BRIEF: Your task is to quote the material that follows, in full and exactly.

(Dataset records)
* begin *
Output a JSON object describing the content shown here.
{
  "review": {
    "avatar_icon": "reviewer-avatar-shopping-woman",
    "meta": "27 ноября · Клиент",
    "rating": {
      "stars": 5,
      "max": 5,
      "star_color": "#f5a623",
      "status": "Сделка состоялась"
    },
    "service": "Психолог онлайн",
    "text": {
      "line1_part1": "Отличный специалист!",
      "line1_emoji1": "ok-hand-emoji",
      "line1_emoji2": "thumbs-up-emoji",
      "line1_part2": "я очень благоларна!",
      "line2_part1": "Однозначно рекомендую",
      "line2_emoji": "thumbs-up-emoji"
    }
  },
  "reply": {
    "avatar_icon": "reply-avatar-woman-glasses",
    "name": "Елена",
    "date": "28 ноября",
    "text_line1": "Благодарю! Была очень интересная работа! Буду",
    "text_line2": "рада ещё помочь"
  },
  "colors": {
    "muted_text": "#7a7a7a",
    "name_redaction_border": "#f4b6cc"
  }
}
* end *
THE REPLY:
Output a JSON object describing the content shown here.
{
  "review": {
    "avatar_icon": "reviewer-avatar-shopping-woman",
    "meta": "27 ноября · Клиент",
    "rating": {
      "stars": 5,
      "max": 5,
      "star_color": "#f5a623",
      "status": "Сделка состоялась"
    },
    "service": "Психолог онлайн",
    "text": {
      "line1_part1": "Отличный специалист!",
      "line1_emoji1": "ok-hand-emoji",
      "line1_emoji2": "thumbs-up-emoji",
      "line1_part2": "я очень благоларна!",
      "line2_part1": "Однозначно рекомендую",
      "line2_emoji": "thumbs-up-emoji"
    }
  },
  "reply": {
    "avatar_icon": "reply-avatar-woman-glasses",
    "name": "Елена",
    "date": "28 ноября",
    "text_line1": "Благодарю! Была очень интересная работа! Буду",
    "text_line2": "рада ещё помочь"
  },
  "colors": {
    "muted_text": "#7a7a7a",
    "name_redaction_border": "#f4b6cc"
  }
}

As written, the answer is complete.